> Stated goal
Search the records for the word "установленных" and pick out every line that has it.
--- start of Data ---
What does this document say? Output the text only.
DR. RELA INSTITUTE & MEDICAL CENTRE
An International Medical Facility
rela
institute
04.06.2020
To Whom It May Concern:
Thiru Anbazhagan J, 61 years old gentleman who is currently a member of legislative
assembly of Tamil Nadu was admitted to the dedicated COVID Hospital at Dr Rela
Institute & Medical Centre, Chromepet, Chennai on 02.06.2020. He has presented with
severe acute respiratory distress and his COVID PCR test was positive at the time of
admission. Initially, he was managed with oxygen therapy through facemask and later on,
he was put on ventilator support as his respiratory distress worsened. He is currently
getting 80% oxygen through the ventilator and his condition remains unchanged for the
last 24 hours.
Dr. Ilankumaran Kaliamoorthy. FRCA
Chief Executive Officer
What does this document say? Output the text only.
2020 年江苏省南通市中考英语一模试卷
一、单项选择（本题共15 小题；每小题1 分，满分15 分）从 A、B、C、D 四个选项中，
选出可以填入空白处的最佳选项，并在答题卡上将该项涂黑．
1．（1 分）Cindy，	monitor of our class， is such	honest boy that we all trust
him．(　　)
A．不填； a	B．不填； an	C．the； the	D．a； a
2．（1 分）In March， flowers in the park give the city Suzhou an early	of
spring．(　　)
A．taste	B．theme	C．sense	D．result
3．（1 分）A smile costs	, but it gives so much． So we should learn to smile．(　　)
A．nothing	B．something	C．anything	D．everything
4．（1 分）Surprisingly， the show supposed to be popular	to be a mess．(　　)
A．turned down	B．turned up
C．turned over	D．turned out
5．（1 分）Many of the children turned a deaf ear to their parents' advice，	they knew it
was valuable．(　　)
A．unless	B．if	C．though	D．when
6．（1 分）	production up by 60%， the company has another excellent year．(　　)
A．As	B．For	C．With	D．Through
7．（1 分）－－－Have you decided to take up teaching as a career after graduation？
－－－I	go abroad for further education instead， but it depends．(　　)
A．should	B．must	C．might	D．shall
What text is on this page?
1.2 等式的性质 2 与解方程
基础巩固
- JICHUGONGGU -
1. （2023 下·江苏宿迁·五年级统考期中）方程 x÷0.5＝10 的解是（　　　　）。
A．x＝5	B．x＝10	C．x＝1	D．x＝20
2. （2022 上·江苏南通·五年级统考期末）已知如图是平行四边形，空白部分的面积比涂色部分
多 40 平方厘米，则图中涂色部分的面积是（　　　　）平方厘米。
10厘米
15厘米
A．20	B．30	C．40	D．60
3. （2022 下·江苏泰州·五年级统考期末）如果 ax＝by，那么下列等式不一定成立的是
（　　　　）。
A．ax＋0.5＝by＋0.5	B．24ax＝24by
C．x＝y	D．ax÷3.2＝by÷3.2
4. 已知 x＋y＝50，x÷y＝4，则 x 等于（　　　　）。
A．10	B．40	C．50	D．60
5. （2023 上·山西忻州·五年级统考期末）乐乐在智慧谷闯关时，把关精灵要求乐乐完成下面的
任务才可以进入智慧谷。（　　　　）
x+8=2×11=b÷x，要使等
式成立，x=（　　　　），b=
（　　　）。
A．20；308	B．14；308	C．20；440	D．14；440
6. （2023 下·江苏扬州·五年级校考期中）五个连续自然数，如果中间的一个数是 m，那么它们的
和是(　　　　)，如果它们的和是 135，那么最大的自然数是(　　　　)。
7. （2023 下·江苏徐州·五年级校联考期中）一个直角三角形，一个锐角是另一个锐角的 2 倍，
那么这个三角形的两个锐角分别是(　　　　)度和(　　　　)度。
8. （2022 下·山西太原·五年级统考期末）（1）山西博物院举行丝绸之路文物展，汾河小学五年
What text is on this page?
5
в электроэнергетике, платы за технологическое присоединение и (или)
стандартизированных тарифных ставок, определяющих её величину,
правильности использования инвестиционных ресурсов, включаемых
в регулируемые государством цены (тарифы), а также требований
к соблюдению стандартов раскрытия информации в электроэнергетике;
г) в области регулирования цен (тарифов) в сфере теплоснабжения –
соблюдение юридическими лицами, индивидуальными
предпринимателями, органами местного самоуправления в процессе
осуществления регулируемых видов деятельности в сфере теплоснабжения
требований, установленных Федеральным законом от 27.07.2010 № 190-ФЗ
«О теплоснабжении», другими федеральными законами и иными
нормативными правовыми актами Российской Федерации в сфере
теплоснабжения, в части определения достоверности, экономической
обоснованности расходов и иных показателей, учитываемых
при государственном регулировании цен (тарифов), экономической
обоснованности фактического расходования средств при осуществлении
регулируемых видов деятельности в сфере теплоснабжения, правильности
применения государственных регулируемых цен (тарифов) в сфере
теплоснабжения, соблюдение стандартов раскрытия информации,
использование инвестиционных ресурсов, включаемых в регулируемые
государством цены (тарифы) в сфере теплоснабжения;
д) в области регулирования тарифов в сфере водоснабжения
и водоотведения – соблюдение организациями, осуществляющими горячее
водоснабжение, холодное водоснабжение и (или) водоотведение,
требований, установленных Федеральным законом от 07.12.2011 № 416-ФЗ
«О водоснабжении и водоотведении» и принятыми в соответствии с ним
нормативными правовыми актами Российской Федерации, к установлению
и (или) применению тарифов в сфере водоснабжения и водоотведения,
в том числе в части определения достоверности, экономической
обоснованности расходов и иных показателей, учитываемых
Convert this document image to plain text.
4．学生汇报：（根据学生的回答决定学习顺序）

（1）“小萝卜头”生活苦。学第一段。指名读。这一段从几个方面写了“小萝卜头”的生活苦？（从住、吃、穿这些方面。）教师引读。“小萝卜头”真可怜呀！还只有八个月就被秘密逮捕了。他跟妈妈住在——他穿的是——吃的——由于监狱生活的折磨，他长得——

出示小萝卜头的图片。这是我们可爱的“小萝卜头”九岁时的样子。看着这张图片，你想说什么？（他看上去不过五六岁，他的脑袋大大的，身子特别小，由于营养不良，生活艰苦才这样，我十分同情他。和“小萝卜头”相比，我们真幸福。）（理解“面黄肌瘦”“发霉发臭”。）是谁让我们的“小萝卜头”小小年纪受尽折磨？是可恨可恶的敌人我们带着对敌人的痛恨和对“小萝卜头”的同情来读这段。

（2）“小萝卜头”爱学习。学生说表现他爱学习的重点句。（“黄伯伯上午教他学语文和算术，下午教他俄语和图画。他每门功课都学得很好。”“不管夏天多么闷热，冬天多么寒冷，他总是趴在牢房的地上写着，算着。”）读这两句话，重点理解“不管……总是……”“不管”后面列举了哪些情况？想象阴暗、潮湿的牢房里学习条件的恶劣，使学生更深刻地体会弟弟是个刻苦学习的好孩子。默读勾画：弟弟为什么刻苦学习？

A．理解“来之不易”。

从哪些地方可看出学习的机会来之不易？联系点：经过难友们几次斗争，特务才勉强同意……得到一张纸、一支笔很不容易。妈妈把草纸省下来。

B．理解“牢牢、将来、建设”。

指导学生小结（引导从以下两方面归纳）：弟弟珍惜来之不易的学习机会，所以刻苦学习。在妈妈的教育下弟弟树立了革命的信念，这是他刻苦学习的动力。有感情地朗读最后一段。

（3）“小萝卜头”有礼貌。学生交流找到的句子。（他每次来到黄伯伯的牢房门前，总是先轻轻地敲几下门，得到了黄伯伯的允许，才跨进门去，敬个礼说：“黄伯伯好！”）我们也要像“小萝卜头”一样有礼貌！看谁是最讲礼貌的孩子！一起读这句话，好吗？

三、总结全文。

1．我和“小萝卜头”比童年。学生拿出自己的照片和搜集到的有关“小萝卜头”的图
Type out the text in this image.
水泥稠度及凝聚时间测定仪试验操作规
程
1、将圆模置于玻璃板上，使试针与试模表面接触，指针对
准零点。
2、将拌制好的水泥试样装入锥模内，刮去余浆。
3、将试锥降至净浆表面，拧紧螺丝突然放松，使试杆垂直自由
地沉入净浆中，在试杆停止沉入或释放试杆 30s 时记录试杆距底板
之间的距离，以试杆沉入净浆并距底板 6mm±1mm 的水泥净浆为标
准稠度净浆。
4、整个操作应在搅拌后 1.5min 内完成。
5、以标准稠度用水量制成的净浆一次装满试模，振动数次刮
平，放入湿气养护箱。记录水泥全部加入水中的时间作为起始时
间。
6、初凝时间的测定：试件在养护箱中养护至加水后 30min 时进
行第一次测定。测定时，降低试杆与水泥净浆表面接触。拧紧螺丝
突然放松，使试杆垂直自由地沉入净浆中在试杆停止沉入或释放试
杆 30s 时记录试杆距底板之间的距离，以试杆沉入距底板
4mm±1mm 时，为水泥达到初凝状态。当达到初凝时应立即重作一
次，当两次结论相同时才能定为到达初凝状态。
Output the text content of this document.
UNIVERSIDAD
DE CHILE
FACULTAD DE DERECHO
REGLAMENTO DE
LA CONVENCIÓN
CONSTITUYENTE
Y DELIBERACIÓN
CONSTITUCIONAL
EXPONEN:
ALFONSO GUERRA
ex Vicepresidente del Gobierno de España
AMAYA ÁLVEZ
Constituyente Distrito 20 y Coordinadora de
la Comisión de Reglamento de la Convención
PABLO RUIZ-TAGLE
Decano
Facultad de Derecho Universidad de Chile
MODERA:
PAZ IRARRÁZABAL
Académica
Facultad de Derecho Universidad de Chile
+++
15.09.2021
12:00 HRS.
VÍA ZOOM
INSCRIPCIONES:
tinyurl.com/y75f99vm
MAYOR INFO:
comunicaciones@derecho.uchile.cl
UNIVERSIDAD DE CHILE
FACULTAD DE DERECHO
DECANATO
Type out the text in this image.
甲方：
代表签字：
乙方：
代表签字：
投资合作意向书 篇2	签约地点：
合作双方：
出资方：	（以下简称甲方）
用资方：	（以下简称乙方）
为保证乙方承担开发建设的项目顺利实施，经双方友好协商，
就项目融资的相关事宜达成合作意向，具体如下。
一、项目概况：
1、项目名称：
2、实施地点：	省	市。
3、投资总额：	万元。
--- end of Data ---
> Complete response
требований, установленных Федеральным законом от 27.07.2010 № 190-ФЗ
требований, установленных Федеральным законом от 07.12.2011 № 416-ФЗ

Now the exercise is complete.